## WHAT THE TASK REQUIRES
Every entry should be repeated exactly. Omit the pictures.

Records excerpted from a collection
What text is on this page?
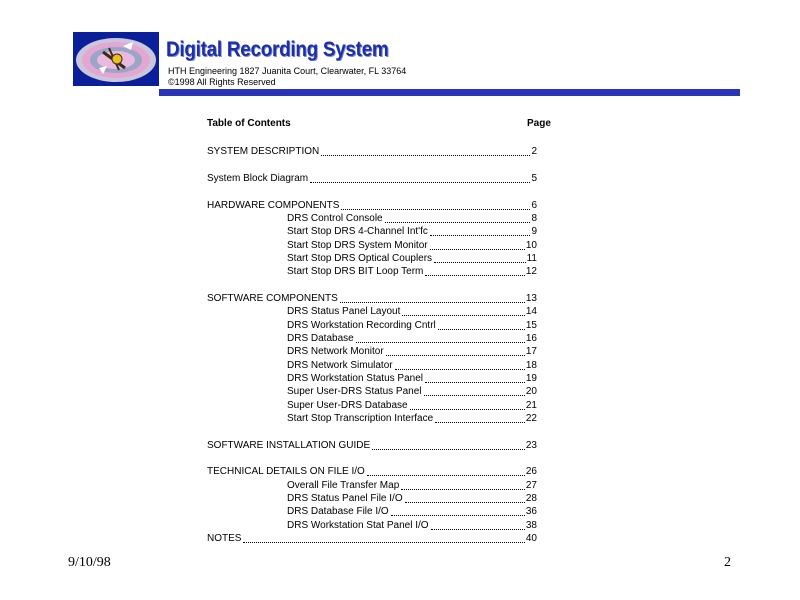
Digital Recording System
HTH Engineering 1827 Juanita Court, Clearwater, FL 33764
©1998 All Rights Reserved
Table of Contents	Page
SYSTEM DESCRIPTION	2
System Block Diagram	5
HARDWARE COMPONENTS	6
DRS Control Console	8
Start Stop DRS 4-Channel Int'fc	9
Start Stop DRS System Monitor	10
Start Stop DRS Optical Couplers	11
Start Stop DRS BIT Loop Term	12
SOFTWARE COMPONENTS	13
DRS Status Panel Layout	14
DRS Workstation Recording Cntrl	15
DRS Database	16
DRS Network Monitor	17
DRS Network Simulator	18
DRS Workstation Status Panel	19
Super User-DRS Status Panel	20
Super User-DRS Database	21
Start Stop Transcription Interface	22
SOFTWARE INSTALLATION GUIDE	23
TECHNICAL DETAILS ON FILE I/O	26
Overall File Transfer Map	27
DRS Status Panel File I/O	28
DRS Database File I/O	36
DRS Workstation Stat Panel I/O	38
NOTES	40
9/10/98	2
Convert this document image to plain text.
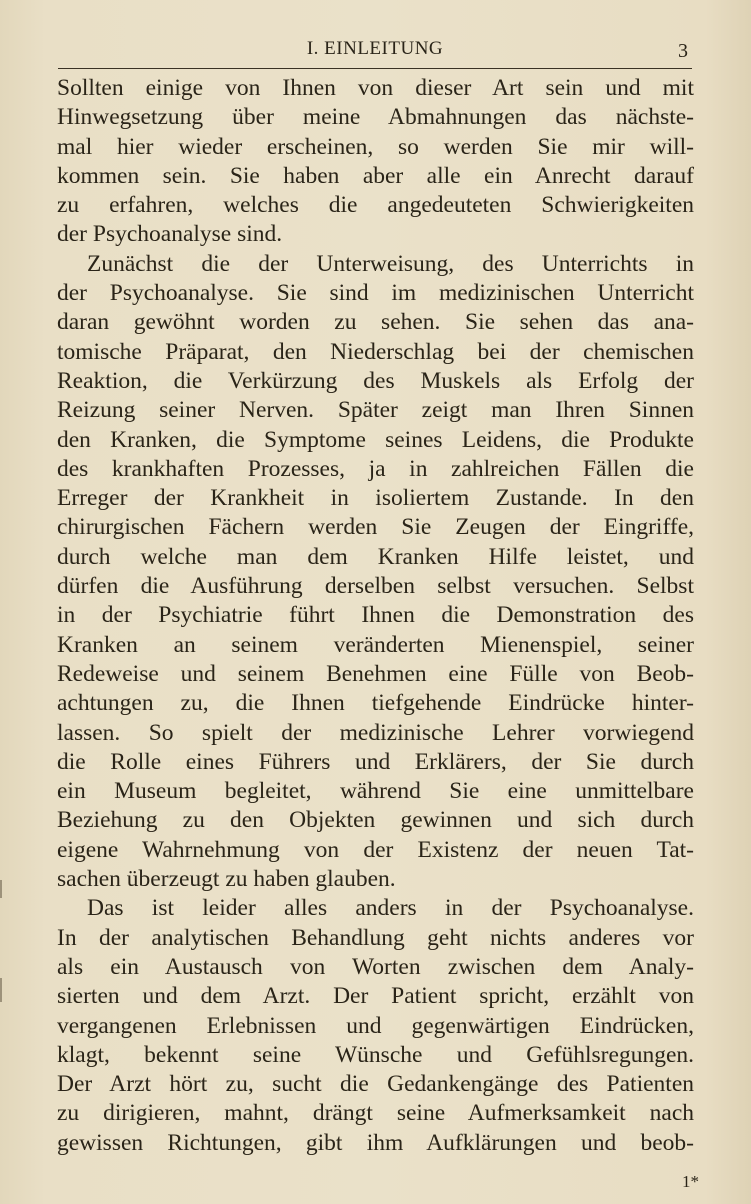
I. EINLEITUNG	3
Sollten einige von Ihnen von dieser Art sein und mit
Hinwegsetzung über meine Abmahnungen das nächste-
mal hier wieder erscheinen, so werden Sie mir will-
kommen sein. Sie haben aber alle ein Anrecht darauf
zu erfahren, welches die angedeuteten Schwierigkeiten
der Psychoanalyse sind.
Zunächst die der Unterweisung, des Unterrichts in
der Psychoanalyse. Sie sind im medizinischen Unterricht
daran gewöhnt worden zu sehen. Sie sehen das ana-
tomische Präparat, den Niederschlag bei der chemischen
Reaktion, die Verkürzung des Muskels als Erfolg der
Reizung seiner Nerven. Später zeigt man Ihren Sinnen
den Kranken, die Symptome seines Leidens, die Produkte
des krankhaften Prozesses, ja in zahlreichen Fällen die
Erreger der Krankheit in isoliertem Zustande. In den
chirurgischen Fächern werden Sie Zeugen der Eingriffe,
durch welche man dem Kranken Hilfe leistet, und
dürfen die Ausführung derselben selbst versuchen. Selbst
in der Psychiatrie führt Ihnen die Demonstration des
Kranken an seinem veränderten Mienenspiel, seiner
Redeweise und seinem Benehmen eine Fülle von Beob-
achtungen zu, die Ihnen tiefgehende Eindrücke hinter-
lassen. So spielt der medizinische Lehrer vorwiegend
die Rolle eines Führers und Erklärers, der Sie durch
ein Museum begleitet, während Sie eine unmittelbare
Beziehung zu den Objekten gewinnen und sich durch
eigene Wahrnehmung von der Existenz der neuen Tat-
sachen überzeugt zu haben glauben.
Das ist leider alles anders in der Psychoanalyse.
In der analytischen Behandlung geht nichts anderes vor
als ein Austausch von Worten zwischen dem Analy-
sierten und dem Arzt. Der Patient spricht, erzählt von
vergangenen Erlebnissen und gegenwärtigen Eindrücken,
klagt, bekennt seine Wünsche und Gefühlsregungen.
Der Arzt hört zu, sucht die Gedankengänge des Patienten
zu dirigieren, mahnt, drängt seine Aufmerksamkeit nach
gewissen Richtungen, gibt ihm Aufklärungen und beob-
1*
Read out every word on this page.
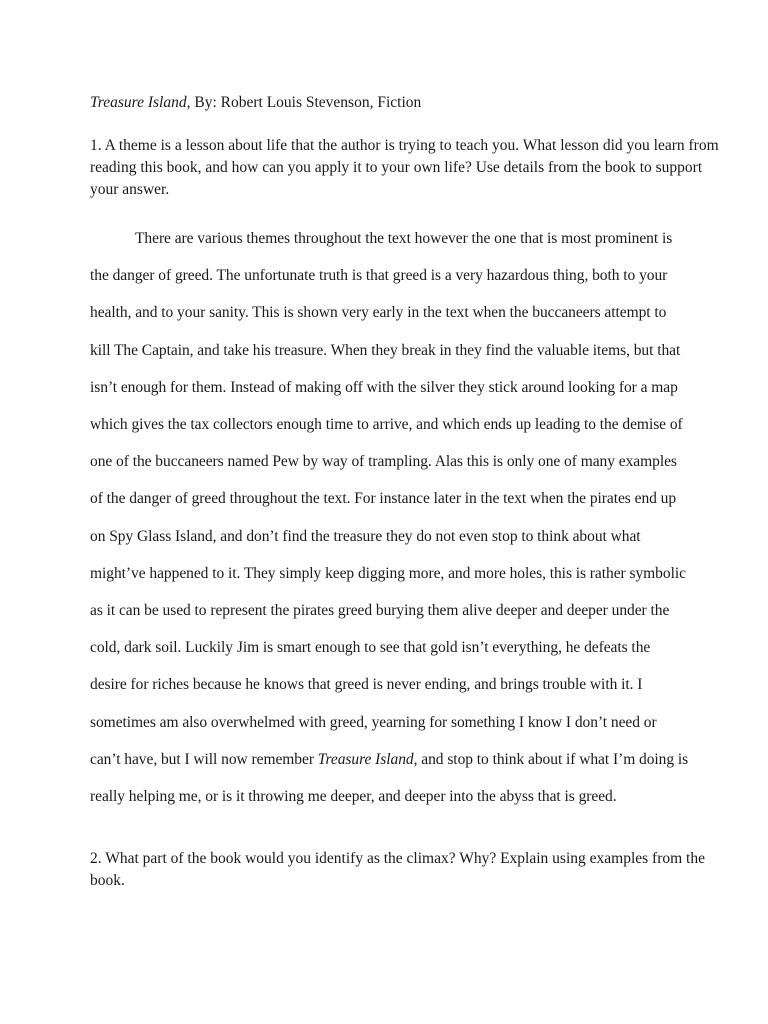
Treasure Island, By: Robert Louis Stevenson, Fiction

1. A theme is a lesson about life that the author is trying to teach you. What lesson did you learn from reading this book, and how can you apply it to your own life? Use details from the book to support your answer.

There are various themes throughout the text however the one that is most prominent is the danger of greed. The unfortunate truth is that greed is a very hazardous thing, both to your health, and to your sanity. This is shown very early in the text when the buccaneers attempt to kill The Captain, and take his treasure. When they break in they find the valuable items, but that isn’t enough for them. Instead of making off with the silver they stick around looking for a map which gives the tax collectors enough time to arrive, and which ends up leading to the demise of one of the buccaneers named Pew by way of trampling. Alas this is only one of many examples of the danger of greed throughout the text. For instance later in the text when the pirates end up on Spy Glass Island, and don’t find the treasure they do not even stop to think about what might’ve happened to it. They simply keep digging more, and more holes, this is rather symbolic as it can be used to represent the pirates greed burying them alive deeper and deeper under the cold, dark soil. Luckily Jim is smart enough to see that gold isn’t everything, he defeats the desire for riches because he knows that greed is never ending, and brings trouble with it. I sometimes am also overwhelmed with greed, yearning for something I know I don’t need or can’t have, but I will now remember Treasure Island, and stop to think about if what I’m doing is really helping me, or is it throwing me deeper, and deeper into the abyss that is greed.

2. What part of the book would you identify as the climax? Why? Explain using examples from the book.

## EXPECTED OUTPUT
What text is on this page?
Digital Recording System
HTH Engineering 1827 Juanita Court, Clearwater, FL 33764
©1998 All Rights Reserved
Table of Contents	Page
SYSTEM DESCRIPTION	2
System Block Diagram	5
HARDWARE COMPONENTS	6
DRS Control Console	8
Start Stop DRS 4-Channel Int'fc	9
Start Stop DRS System Monitor	10
Start Stop DRS Optical Couplers	11
Start Stop DRS BIT Loop Term	12
SOFTWARE COMPONENTS	13
DRS Status Panel Layout	14
DRS Workstation Recording Cntrl	15
DRS Database	16
DRS Network Monitor	17
DRS Network Simulator	18
DRS Workstation Status Panel	19
Super User-DRS Status Panel	20
Super User-DRS Database	21
Start Stop Transcription Interface	22
SOFTWARE INSTALLATION GUIDE	23
TECHNICAL DETAILS ON FILE I/O	26
Overall File Transfer Map	27
DRS Status Panel File I/O	28
DRS Database File I/O	36
DRS Workstation Stat Panel I/O	38
NOTES	40
9/10/98	2
Convert this document image to plain text.
I. EINLEITUNG	3
Sollten einige von Ihnen von dieser Art sein und mit
Hinwegsetzung über meine Abmahnungen das nächste-
mal hier wieder erscheinen, so werden Sie mir will-
kommen sein. Sie haben aber alle ein Anrecht darauf
zu erfahren, welches die angedeuteten Schwierigkeiten
der Psychoanalyse sind.
Zunächst die der Unterweisung, des Unterrichts in
der Psychoanalyse. Sie sind im medizinischen Unterricht
daran gewöhnt worden zu sehen. Sie sehen das ana-
tomische Präparat, den Niederschlag bei der chemischen
Reaktion, die Verkürzung des Muskels als Erfolg der
Reizung seiner Nerven. Später zeigt man Ihren Sinnen
den Kranken, die Symptome seines Leidens, die Produkte
des krankhaften Prozesses, ja in zahlreichen Fällen die
Erreger der Krankheit in isoliertem Zustande. In den
chirurgischen Fächern werden Sie Zeugen der Eingriffe,
durch welche man dem Kranken Hilfe leistet, und
dürfen die Ausführung derselben selbst versuchen. Selbst
in der Psychiatrie führt Ihnen die Demonstration des
Kranken an seinem veränderten Mienenspiel, seiner
Redeweise und seinem Benehmen eine Fülle von Beob-
achtungen zu, die Ihnen tiefgehende Eindrücke hinter-
lassen. So spielt der medizinische Lehrer vorwiegend
die Rolle eines Führers und Erklärers, der Sie durch
ein Museum begleitet, während Sie eine unmittelbare
Beziehung zu den Objekten gewinnen und sich durch
eigene Wahrnehmung von der Existenz der neuen Tat-
sachen überzeugt zu haben glauben.
Das ist leider alles anders in der Psychoanalyse.
In der analytischen Behandlung geht nichts anderes vor
als ein Austausch von Worten zwischen dem Analy-
sierten und dem Arzt. Der Patient spricht, erzählt von
vergangenen Erlebnissen und gegenwärtigen Eindrücken,
klagt, bekennt seine Wünsche und Gefühlsregungen.
Der Arzt hört zu, sucht die Gedankengänge des Patienten
zu dirigieren, mahnt, drängt seine Aufmerksamkeit nach
gewissen Richtungen, gibt ihm Aufklärungen und beob-
1*
Read out every word on this page.
Treasure Island, By: Robert Louis Stevenson, Fiction

1. A theme is a lesson about life that the author is trying to teach you. What lesson did you learn from reading this book, and how can you apply it to your own life? Use details from the book to support your answer.

There are various themes throughout the text however the one that is most prominent is the danger of greed. The unfortunate truth is that greed is a very hazardous thing, both to your health, and to your sanity. This is shown very early in the text when the buccaneers attempt to kill The Captain, and take his treasure. When they break in they find the valuable items, but that isn’t enough for them. Instead of making off with the silver they stick around looking for a map which gives the tax collectors enough time to arrive, and which ends up leading to the demise of one of the buccaneers named Pew by way of trampling. Alas this is only one of many examples of the danger of greed throughout the text. For instance later in the text when the pirates end up on Spy Glass Island, and don’t find the treasure they do not even stop to think about what might’ve happened to it. They simply keep digging more, and more holes, this is rather symbolic as it can be used to represent the pirates greed burying them alive deeper and deeper under the cold, dark soil. Luckily Jim is smart enough to see that gold isn’t everything, he defeats the desire for riches because he knows that greed is never ending, and brings trouble with it. I sometimes am also overwhelmed with greed, yearning for something I know I don’t need or can’t have, but I will now remember Treasure Island, and stop to think about if what I’m doing is really helping me, or is it throwing me deeper, and deeper into the abyss that is greed.

2. What part of the book would you identify as the climax? Why? Explain using examples from the book.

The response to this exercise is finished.